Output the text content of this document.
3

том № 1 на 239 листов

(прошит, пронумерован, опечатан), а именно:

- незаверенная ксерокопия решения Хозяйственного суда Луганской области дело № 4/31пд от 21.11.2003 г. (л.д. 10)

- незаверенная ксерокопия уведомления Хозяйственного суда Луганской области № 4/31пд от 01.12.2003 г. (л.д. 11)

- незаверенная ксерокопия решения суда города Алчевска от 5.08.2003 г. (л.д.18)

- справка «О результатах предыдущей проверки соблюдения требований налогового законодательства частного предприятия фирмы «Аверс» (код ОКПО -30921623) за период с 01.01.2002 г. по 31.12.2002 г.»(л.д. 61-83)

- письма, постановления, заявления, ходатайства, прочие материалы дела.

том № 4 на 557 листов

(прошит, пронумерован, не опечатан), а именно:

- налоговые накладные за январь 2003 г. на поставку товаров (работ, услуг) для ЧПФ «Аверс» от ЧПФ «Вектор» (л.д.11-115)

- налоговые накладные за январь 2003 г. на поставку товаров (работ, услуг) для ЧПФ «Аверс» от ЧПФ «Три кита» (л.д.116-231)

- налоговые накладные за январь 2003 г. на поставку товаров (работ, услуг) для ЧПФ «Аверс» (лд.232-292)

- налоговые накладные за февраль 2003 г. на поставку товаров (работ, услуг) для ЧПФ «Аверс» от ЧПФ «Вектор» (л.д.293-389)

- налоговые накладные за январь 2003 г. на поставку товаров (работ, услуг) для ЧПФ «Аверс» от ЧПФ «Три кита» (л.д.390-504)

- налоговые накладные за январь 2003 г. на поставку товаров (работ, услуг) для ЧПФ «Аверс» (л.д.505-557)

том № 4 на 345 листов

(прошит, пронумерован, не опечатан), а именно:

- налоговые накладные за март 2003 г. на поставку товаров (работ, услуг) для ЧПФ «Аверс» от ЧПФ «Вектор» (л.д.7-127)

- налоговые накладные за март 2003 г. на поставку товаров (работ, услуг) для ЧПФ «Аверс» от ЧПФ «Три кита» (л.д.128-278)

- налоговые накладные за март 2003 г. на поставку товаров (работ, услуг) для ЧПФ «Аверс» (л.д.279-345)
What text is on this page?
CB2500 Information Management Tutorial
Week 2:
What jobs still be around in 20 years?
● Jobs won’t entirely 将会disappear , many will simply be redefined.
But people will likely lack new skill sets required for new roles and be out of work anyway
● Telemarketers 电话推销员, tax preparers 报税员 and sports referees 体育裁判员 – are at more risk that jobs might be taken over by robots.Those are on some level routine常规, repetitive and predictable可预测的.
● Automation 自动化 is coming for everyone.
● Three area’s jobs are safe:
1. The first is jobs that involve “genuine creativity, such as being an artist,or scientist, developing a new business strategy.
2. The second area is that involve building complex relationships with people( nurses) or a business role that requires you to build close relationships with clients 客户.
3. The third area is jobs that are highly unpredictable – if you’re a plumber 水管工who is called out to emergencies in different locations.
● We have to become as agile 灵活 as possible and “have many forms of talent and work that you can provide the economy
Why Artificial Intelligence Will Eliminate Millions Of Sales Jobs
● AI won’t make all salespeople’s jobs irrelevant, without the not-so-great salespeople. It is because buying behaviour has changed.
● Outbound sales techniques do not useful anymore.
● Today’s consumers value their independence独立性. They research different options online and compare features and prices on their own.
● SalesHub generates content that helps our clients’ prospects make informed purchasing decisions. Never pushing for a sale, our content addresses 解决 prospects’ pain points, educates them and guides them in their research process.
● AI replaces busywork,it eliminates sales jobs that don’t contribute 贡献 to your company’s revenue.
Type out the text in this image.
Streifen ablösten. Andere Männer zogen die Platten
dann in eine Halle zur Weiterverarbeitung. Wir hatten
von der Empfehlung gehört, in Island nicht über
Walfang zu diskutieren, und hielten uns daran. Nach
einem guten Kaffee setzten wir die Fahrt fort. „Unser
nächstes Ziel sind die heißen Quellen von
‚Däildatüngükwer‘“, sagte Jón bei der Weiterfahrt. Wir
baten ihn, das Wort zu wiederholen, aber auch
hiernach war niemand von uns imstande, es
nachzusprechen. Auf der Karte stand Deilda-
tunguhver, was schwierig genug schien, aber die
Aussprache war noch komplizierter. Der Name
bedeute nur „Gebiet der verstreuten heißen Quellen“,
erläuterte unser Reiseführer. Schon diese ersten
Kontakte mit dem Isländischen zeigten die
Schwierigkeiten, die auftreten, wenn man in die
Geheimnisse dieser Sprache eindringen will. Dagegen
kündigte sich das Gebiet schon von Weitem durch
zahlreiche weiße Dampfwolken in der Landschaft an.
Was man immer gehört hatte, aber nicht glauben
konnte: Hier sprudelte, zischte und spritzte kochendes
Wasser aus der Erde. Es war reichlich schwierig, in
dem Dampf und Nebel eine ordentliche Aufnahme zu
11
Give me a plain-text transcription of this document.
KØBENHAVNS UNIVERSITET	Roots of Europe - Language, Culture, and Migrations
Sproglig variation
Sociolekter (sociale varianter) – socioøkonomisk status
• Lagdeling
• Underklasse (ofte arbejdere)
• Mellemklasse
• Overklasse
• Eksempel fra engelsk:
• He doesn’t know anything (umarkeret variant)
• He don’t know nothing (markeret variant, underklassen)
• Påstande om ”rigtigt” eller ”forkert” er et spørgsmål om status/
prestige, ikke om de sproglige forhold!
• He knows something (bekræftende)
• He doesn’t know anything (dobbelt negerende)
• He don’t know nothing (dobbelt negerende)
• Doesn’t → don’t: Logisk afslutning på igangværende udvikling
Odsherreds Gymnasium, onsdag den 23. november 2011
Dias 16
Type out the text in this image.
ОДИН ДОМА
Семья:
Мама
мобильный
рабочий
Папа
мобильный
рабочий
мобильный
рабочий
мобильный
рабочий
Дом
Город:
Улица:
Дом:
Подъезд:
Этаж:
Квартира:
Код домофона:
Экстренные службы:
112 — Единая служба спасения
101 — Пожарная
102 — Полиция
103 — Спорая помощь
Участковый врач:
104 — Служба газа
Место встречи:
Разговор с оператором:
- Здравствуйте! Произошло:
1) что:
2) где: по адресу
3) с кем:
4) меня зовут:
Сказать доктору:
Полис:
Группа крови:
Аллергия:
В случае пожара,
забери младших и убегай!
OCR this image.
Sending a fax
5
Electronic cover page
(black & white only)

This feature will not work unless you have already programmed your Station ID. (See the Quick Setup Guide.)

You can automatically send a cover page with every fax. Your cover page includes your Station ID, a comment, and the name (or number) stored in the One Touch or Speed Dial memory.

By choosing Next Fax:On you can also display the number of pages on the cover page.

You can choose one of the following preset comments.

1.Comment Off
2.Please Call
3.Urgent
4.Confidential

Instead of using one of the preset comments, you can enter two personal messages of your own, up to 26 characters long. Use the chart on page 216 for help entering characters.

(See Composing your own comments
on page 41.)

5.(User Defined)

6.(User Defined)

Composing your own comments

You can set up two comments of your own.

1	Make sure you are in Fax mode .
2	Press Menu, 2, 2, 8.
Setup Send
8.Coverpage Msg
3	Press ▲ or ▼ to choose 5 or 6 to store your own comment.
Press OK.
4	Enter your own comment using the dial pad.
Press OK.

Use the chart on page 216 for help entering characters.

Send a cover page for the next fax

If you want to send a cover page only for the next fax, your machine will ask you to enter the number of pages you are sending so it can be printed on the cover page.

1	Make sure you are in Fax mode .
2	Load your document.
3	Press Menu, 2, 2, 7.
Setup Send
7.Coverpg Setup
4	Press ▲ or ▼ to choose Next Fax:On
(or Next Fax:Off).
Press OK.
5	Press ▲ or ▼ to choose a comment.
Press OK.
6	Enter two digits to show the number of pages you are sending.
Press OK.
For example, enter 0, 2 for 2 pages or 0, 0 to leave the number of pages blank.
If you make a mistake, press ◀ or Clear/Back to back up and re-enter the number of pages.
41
────
Set exercise => Check each line of the records for the word "Аверс" and extract those that contain it.

Output of the task =>
- справка «О результатах предыдущей проверки соблюдения требований налогового законодательства частного предприятия фирмы «Аверс» (код ОКПО -30921623) за период с 01.01.2002 г. по 31.12.2002 г.»(л.д. 61-83)
- налоговые накладные за январь 2003 г. на поставку товаров (работ, услуг) для ЧПФ «Аверс» от ЧПФ «Вектор» (л.д.11-115)
- налоговые накладные за январь 2003 г. на поставку товаров (работ, услуг) для ЧПФ «Аверс» от ЧПФ «Три кита» (л.д.116-231)
- налоговые накладные за январь 2003 г. на поставку товаров (работ, услуг) для ЧПФ «Аверс» (лд.232-292)
- налоговые накладные за февраль 2003 г. на поставку товаров (работ, услуг) для ЧПФ «Аверс» от ЧПФ «Вектор» (л.д.293-389)
- налоговые накладные за январь 2003 г. на поставку товаров (работ, услуг) для ЧПФ «Аверс» от ЧПФ «Три кита» (л.д.390-504)
- налоговые накладные за январь 2003 г. на поставку товаров (работ, услуг) для ЧПФ «Аверс» (л.д.505-557)
- налоговые накладные за март 2003 г. на поставку товаров (работ, услуг) для ЧПФ «Аверс» от ЧПФ «Вектор» (л.д.7-127)
- налоговые накладные за март 2003 г. на поставку товаров (работ, услуг) для ЧПФ «Аверс» от ЧПФ «Три кита» (л.д.128-278)
- налоговые накладные за март 2003 г. на поставку товаров (работ, услуг) для ЧПФ «Аверс» (л.д.279-345)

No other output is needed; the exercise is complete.